▶ [Extrait de page]:
# # # # # # #
La bataille se rejoue

En octobre dernier, l’Open Source Initiative a publié la version 1.0 de sa définition de l’IA ouverte, mais des acteurs du milieu du logiciel libre n’en sont pas satisfaits. Ils s’organisent autour de Sam Johnston pour peser sur la définition qui sera utilisée en Europe lors du AI Action Summit organisé par l’Élysée les 10 et 11 février.
La définition de l’IA ouverte (le terme utilisé internationalement est « open source ») est un enjeu important dans la régulation du secteur. L’AI Act européen s’appuie notamment sur ce terme pour exonérer leurs concepteurs de certaines obligations :
« Les tiers qui rendent accessibles au public des outils, services, processus ou composants d’IA autres que des modèles d’IA à usage général ne devraient pas être tenus de se conformer aux exigences visant les responsabilités tout au long de la chaîne de valeur de l’IA, en particulier à l’égard du fournisseur qui les a utilisés ou intégrés, lorsque ces outils, services, processus ou composants d’IA sont rendus accessibles sous licence libre et ouverte ».
En octobre, l’Open Source Initiative (OSI) a publié la version 1.0 de sa définition de l’IA. Pendant les différentes phases d’élaboration de cette définition, les informations sur les données utilisées pour entrainer les IA étaient au centre des discussions. Des entreprises comme Meta, qui considère que ses modèles Llama sont les leaders de l’IA open-source, ne veulent absolument pas donner de détail sur les données qu’elles utilisent. De l’autre côté, certains acteurs de l’open source comme Linagora insistaient pour que ne soient considérées comme ouvertes que les IA dont sont connues les données d’apprentissage.
Une définition qui fait des remous du côté de Debian
Au final, la définition 1.0 de l’OSI insiste sur le besoin d’une « description complète » des données utilisées pour entrainer le modèle sans pour autant exiger que ces données soient totalement connues. Cette définition a convaincu certains acteurs comme Hugging Face, Linagora, :probabl. ou Mozilla qui l’ont officiellement approuvée.
# # # # # # #
▶ [Consigne]: Pouvez-vous reprendre l'article sur la définition de l'IA ouverte juste après sa dernière phrase et le poursuivre ? Ces enregistrements proviennent d'une autre source.

▶ [Enregistrements d'un jeu de données]:
# # # # # # #
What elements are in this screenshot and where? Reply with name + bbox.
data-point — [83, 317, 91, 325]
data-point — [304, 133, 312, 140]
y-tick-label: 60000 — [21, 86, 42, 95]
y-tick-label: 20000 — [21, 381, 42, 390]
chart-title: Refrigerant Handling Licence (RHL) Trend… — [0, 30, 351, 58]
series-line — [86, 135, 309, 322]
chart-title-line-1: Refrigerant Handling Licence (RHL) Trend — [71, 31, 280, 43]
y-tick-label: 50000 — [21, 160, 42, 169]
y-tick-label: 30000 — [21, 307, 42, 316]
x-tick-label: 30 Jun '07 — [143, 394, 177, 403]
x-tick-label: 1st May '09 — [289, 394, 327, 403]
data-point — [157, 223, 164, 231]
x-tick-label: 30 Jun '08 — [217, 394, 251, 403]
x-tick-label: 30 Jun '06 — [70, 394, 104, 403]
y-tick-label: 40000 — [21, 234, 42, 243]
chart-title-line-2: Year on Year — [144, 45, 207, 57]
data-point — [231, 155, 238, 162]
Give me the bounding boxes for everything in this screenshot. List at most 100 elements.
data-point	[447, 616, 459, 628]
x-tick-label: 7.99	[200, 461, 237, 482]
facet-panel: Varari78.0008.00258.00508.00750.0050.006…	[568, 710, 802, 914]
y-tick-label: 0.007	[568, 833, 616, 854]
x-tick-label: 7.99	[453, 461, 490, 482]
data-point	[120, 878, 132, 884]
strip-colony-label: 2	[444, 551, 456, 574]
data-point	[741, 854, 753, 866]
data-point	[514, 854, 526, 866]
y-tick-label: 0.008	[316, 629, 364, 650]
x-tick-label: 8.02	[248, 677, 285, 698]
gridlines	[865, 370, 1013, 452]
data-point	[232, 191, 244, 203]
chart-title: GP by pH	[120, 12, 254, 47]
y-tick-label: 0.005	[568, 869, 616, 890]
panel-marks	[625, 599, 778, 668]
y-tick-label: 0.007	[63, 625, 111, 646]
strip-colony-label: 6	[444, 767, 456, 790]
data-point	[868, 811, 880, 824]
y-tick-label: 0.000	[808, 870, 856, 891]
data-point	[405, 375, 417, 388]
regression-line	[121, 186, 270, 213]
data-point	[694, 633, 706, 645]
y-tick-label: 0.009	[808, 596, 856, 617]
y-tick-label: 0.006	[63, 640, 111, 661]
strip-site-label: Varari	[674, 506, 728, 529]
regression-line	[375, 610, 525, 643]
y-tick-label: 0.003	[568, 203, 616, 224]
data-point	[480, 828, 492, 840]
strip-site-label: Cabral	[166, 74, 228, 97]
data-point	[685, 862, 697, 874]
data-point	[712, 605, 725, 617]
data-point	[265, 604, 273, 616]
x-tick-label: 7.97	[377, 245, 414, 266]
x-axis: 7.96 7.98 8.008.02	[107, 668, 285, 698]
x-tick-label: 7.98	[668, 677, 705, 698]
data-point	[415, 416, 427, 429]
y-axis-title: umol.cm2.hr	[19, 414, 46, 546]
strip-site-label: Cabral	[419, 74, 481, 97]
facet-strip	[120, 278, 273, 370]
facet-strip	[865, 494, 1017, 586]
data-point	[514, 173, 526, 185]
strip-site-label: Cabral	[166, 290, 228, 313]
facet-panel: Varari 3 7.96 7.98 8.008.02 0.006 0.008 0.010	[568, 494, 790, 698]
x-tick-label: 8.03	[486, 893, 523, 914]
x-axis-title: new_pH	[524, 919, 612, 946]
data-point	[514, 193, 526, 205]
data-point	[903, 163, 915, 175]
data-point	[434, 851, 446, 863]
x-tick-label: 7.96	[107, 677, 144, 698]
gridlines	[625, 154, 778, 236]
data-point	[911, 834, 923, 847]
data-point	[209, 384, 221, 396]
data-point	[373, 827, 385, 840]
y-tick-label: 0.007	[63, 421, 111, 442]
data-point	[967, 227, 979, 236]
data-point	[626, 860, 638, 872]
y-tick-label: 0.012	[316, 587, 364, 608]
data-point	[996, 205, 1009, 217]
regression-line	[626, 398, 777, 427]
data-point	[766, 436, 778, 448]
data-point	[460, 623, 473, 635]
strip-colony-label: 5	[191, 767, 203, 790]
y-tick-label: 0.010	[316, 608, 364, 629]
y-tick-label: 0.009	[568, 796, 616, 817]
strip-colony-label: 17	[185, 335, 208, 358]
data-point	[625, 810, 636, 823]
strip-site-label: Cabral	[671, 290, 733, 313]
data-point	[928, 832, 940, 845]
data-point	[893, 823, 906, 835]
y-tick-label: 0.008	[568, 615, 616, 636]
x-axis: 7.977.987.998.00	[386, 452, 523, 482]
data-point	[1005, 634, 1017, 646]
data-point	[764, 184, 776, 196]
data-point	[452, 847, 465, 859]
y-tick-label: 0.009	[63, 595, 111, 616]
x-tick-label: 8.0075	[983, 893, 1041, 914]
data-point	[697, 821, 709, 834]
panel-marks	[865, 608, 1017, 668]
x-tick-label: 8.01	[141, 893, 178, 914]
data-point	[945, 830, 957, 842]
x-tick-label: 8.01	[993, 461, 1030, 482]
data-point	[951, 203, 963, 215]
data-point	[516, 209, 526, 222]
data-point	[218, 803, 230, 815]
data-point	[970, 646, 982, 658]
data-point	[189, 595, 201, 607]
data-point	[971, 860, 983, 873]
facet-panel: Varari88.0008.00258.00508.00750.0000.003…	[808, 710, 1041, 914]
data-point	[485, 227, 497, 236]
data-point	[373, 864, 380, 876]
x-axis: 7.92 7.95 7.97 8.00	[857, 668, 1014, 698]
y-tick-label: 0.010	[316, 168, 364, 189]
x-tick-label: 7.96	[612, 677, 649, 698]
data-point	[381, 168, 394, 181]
# # # # # # #
▶ [Réponse]:
Mais des développeurs de Debian ont eu des positions assez virulentes contre cette définition sur leur liste de discussion. L’un d’entre eux, Mo Zhou, expliquait par exemple, que « les systèmes d’IA sont des logiciels et (pour citer Bruce Perens, auteur du DFSG [Debian Free Software Guidelines] et de l’OSD [Open source definition] et fondateur de l’OSI) les données d’entraînement sont la source, de sorte que l’OSAID [open source artificial intelligence definition] est fondamentalement incompatible avec l’OSD ». Rappelons aussi que la définition de l’open source a dérivé des Debian Free Software Guidelines (DFSG), comme l’explique aussi l’OSI à la fin de son texte.
Un autre développeur de Debian opposé à la définition de l’OSI, l’australien Sam Johnston, a entamé des démarches pour construire une organisation sur une définition qui inclurait clairement la publication des données d’entrainement. Il propose notamment le brouillon d’une autre définition, qui s’appuie aussi sur la définition originelle de l’open source. Celle-ci commence par affirmer :
« L’open source ne signifie pas seulement l’accès à la source, mais la liberté pour les utilisateurs d’étudier, d’utiliser, de modifier et de partager le programme, pour n’importe quel but et sans avoir à demander la permission. Dans les cas où le logiciel repose sur des données – y compris des bases de données, des modèles ou des médias – pour sa création, sa modification ou son fonctionnement, ces données sont considérées comme faisant partie intégrante du programme et sont soumises aux mêmes exigences. »
Une nouvelle structure : l’Alliance pour l’Open Source
Nos confrères de Contexte ont obtenu sa proposition de participation au AI Action Summit (Sommet pour l’action sur l’Intelligence Artificielle) organisé par l’Élysée les 10 et 11 février dans laquelle il explique qu’une « Alliance pour l’Open Source » (AOS) est en train d’être mise en place. Celle-ci miserait notamment « sur la France en tant que centre stratégique pour encourager la collaboration et l’innovation dans le domaine de l’Open Source ».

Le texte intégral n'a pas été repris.